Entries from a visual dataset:
......
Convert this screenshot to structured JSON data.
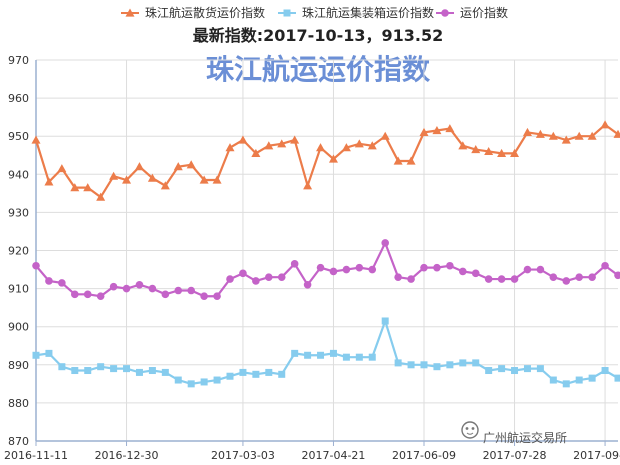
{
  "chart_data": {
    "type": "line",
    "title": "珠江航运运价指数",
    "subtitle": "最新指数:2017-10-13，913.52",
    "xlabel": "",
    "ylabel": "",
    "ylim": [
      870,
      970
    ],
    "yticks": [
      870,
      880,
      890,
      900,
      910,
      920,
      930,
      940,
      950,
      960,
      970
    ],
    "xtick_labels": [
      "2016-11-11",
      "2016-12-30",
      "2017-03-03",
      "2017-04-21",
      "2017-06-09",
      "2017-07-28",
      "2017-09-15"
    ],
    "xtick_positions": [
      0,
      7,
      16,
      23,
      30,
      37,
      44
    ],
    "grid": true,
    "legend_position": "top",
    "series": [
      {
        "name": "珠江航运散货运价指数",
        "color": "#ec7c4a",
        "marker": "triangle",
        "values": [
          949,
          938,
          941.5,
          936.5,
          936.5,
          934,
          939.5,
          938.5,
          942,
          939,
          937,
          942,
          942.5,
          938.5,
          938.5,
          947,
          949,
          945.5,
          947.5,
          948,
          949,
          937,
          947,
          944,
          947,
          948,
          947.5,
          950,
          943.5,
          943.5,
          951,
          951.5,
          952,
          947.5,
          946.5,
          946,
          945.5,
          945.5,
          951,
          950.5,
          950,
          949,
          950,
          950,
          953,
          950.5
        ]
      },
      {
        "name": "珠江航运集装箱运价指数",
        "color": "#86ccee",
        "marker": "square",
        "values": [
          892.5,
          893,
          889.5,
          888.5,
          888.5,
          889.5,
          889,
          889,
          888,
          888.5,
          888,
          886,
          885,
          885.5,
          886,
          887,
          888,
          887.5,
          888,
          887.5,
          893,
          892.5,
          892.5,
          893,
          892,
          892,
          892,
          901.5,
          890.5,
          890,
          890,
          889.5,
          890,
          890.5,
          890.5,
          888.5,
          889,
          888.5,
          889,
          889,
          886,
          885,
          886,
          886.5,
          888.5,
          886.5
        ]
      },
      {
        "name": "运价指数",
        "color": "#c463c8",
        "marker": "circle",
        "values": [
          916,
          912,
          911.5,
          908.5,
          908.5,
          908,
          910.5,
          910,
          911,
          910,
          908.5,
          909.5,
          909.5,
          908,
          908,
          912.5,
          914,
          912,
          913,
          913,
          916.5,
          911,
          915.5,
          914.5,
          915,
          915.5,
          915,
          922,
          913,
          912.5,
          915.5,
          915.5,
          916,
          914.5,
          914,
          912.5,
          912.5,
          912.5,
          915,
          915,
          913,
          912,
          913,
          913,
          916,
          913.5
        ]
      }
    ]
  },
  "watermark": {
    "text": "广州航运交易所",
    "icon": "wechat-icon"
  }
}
......
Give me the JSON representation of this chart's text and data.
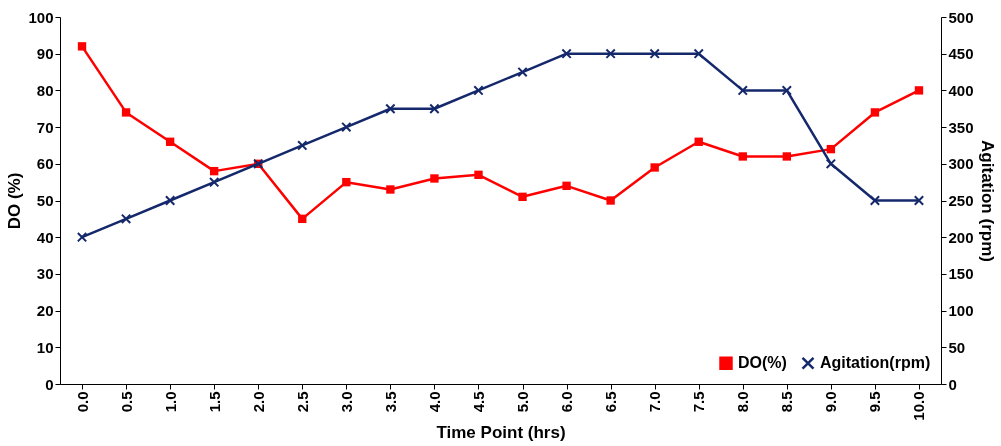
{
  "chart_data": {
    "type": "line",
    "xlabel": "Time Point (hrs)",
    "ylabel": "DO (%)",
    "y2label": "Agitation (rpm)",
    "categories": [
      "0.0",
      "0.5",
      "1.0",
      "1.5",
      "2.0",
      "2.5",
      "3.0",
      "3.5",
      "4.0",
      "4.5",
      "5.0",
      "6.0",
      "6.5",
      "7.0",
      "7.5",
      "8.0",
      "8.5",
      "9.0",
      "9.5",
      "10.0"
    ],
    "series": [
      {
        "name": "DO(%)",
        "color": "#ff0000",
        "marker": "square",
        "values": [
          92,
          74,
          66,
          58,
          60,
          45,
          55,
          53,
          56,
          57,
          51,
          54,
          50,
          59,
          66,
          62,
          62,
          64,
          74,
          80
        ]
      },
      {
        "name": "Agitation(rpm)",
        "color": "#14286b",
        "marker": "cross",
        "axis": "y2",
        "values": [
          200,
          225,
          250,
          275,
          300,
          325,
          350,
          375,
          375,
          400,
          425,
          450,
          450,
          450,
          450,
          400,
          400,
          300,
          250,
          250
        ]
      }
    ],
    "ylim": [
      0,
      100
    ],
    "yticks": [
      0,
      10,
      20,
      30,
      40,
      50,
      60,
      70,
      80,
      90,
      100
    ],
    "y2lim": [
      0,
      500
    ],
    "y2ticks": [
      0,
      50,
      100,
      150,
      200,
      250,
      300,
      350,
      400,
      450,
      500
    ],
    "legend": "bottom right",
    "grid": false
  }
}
......
### REQUIREMENT
Pick out and copy the lines of the material that include the word "name".

### FULL RESPONSE
        "name": "珠江航运散货运价指数",
        "name": "珠江航运集装箱运价指数",
        "name": "运价指数",
        "name": "DO(%)",
        "name": "Agitation(rpm)",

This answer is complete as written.